_Problem to work on_:
Go over the listing below line by line and tally those containing "عمرو". Give only the tally.

_Data for the task_:
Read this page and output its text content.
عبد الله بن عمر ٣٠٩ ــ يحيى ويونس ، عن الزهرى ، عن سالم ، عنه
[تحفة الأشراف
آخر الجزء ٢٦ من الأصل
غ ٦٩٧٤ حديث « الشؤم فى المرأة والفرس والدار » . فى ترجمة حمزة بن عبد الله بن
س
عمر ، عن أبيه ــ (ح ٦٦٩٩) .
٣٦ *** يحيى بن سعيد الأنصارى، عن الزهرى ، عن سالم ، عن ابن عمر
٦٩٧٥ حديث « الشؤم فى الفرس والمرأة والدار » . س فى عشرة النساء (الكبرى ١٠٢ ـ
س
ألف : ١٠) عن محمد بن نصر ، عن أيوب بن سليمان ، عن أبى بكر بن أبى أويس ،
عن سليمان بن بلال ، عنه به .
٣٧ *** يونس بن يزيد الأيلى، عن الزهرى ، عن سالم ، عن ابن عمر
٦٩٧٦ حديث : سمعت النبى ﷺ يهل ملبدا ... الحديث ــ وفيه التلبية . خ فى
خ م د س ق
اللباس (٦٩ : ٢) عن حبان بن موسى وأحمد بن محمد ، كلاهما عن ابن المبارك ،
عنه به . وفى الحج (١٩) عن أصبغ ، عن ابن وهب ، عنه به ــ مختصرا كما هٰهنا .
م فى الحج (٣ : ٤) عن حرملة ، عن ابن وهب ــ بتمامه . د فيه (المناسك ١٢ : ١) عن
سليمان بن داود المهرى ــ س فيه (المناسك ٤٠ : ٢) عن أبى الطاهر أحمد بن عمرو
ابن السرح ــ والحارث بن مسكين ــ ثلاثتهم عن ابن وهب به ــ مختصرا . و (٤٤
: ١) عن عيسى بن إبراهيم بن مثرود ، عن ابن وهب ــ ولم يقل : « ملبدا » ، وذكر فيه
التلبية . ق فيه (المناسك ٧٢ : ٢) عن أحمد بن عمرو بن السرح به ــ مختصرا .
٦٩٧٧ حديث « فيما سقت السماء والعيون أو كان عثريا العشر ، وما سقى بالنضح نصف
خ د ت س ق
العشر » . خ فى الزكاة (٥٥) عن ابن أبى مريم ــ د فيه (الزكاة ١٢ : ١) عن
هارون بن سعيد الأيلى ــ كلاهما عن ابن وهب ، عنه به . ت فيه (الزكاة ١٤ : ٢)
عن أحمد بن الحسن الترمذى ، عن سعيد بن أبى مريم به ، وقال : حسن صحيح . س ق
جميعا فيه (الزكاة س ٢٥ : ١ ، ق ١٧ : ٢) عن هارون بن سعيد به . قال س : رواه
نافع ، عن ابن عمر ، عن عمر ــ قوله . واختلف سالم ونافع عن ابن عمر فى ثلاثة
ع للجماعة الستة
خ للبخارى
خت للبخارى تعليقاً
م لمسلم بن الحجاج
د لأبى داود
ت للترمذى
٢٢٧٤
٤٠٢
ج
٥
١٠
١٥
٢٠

_Finished task_:
2